▶ The problem: For this exercise, copy out each line of the material below that includes "state".

▶ Dataset records:
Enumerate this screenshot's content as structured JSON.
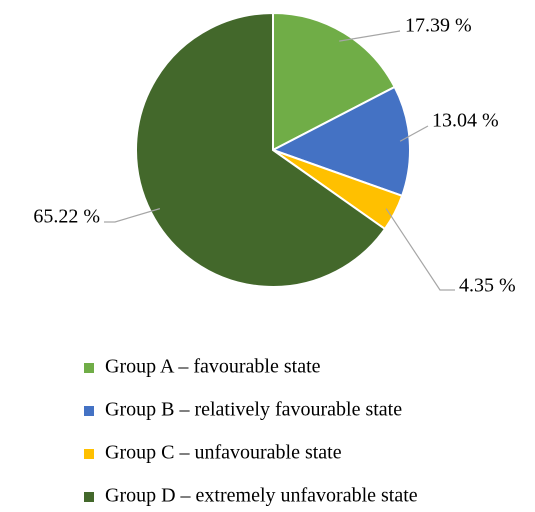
{
  "chart_data": {
    "type": "pie",
    "categories": [
      "Group A – favourable state",
      "Group B – relatively favourable state",
      "Group C – unfavourable state",
      "Group D – extremely unfavorable state"
    ],
    "values": [
      17.39,
      13.04,
      4.35,
      65.22
    ],
    "value_labels": [
      "17.39 %",
      "13.04 %",
      "4.35 %",
      "65.22 %"
    ],
    "colors": [
      "#70ad47",
      "#4472c4",
      "#ffc000",
      "#43682b"
    ],
    "legend": "bottom"
  }
}
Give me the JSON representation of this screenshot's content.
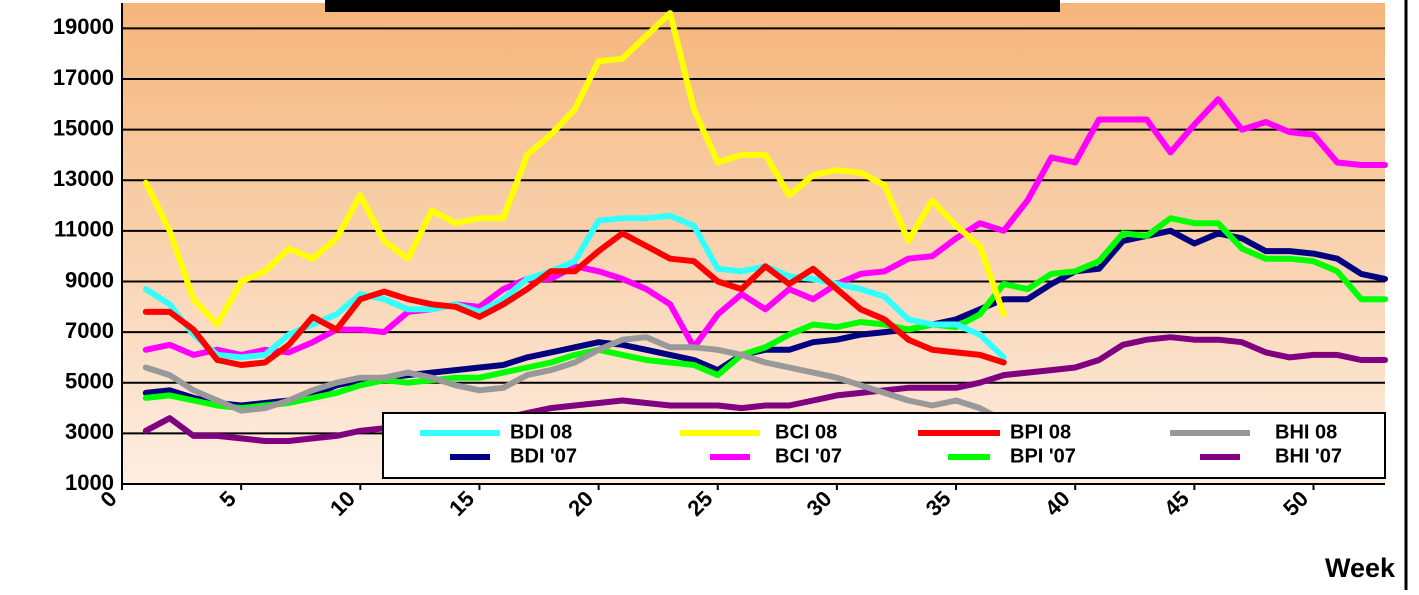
{
  "chart_data": {
    "type": "line",
    "x_label": "Week",
    "x": [
      1,
      2,
      3,
      4,
      5,
      6,
      7,
      8,
      9,
      10,
      11,
      12,
      13,
      14,
      15,
      16,
      17,
      18,
      19,
      20,
      21,
      22,
      23,
      24,
      25,
      26,
      27,
      28,
      29,
      30,
      31,
      32,
      33,
      34,
      35,
      36,
      37,
      38,
      39,
      40,
      41,
      42,
      43,
      44,
      45,
      46,
      47,
      48,
      49,
      50,
      51,
      52,
      53
    ],
    "xlim": [
      0,
      53
    ],
    "xticks": [
      0,
      5,
      10,
      15,
      20,
      25,
      30,
      35,
      40,
      45,
      50
    ],
    "ylim": [
      1000,
      20000
    ],
    "yticks": [
      1000,
      3000,
      5000,
      7000,
      9000,
      11000,
      13000,
      15000,
      17000,
      19000
    ],
    "grid": true,
    "legend": "bottom",
    "series": [
      {
        "name": "BDI 08",
        "color": "#33ffff",
        "values": [
          8700,
          8100,
          6900,
          6100,
          6000,
          6100,
          6900,
          7300,
          7700,
          8500,
          8300,
          7900,
          7900,
          8100,
          7800,
          8300,
          9100,
          9400,
          9800,
          11400,
          11500,
          11500,
          11600,
          11200,
          9500,
          9400,
          9600,
          9200,
          9100,
          8900,
          8700,
          8400,
          7500,
          7300,
          7300,
          6900,
          6000,
          null,
          null,
          null,
          null,
          null,
          null,
          null,
          null,
          null,
          null,
          null,
          null,
          null,
          null,
          null,
          null
        ]
      },
      {
        "name": "BCI 08",
        "color": "#ffff00",
        "values": [
          12900,
          11000,
          8300,
          7300,
          9000,
          9400,
          10300,
          9900,
          10700,
          12400,
          10600,
          9900,
          11800,
          11300,
          11500,
          11500,
          14000,
          14800,
          15800,
          17700,
          17800,
          18700,
          19600,
          15800,
          13700,
          14000,
          14000,
          12400,
          13200,
          13400,
          13300,
          12800,
          10600,
          12200,
          11200,
          10400,
          7700,
          null,
          null,
          null,
          null,
          null,
          null,
          null,
          null,
          null,
          null,
          null,
          null,
          null,
          null,
          null,
          null
        ]
      },
      {
        "name": "BPI 08",
        "color": "#ff0000",
        "values": [
          7800,
          7800,
          7100,
          5900,
          5700,
          5800,
          6500,
          7600,
          7100,
          8300,
          8600,
          8300,
          8100,
          8000,
          7600,
          8100,
          8700,
          9400,
          9400,
          10200,
          10900,
          10400,
          9900,
          9800,
          9000,
          8700,
          9600,
          8900,
          9500,
          8700,
          7900,
          7500,
          6700,
          6300,
          6200,
          6100,
          5800,
          null,
          null,
          null,
          null,
          null,
          null,
          null,
          null,
          null,
          null,
          null,
          null,
          null,
          null,
          null,
          null
        ]
      },
      {
        "name": "BHI 08",
        "color": "#999999",
        "values": [
          5600,
          5300,
          4700,
          4300,
          3900,
          4000,
          4300,
          4700,
          5000,
          5200,
          5200,
          5400,
          5200,
          4900,
          4700,
          4800,
          5300,
          5500,
          5800,
          6300,
          6700,
          6800,
          6400,
          6400,
          6300,
          6100,
          5800,
          5600,
          5400,
          5200,
          4900,
          4600,
          4300,
          4100,
          4300,
          4000,
          3500,
          null,
          null,
          null,
          null,
          null,
          null,
          null,
          null,
          null,
          null,
          null,
          null,
          null,
          null,
          null,
          null
        ]
      },
      {
        "name": "BDI '07",
        "color": "#000080",
        "values": [
          4600,
          4700,
          4400,
          4200,
          4100,
          4200,
          4300,
          4500,
          4900,
          5100,
          5200,
          5300,
          5400,
          5500,
          5600,
          5700,
          6000,
          6200,
          6400,
          6600,
          6500,
          6300,
          6100,
          5900,
          5500,
          6100,
          6300,
          6300,
          6600,
          6700,
          6900,
          7000,
          7100,
          7300,
          7500,
          7900,
          8300,
          8300,
          8900,
          9400,
          9500,
          10600,
          10800,
          11000,
          10500,
          10900,
          10700,
          10200,
          10200,
          10100,
          9900,
          9300,
          9100
        ]
      },
      {
        "name": "BCI '07",
        "color": "#ff00ff",
        "values": [
          6300,
          6500,
          6100,
          6300,
          6100,
          6300,
          6200,
          6600,
          7100,
          7100,
          7000,
          7800,
          7900,
          8100,
          8000,
          8700,
          9100,
          9100,
          9600,
          9400,
          9100,
          8700,
          8100,
          6400,
          7700,
          8500,
          7900,
          8700,
          8300,
          8900,
          9300,
          9400,
          9900,
          10000,
          10700,
          11300,
          11000,
          12200,
          13900,
          13700,
          15400,
          15400,
          15400,
          14100,
          15200,
          16200,
          15000,
          15300,
          14900,
          14800,
          13700,
          13600,
          13600
        ]
      },
      {
        "name": "BPI '07",
        "color": "#00ff00",
        "values": [
          4400,
          4500,
          4300,
          4100,
          4000,
          4100,
          4200,
          4400,
          4600,
          4900,
          5100,
          5000,
          5100,
          5200,
          5200,
          5400,
          5600,
          5800,
          6100,
          6300,
          6100,
          5900,
          5800,
          5700,
          5300,
          6100,
          6400,
          6900,
          7300,
          7200,
          7400,
          7300,
          7100,
          7300,
          7200,
          7700,
          8900,
          8700,
          9300,
          9400,
          9800,
          10900,
          10800,
          11500,
          11300,
          11300,
          10300,
          9900,
          9900,
          9800,
          9400,
          8300,
          8300
        ]
      },
      {
        "name": "BHI '07",
        "color": "#800080",
        "values": [
          3100,
          3600,
          2900,
          2900,
          2800,
          2700,
          2700,
          2800,
          2900,
          3100,
          3200,
          3300,
          3400,
          3500,
          3600,
          3600,
          3800,
          4000,
          4100,
          4200,
          4300,
          4200,
          4100,
          4100,
          4100,
          4000,
          4100,
          4100,
          4300,
          4500,
          4600,
          4700,
          4800,
          4800,
          4800,
          5000,
          5300,
          5400,
          5500,
          5600,
          5900,
          6500,
          6700,
          6800,
          6700,
          6700,
          6600,
          6200,
          6000,
          6100,
          6100,
          5900,
          5900
        ]
      }
    ]
  }
}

▶ Solution below:
      "Group A – favourable state",
      "Group B – relatively favourable state",
      "Group C – unfavourable state",
      "Group D – extremely unfavorable state"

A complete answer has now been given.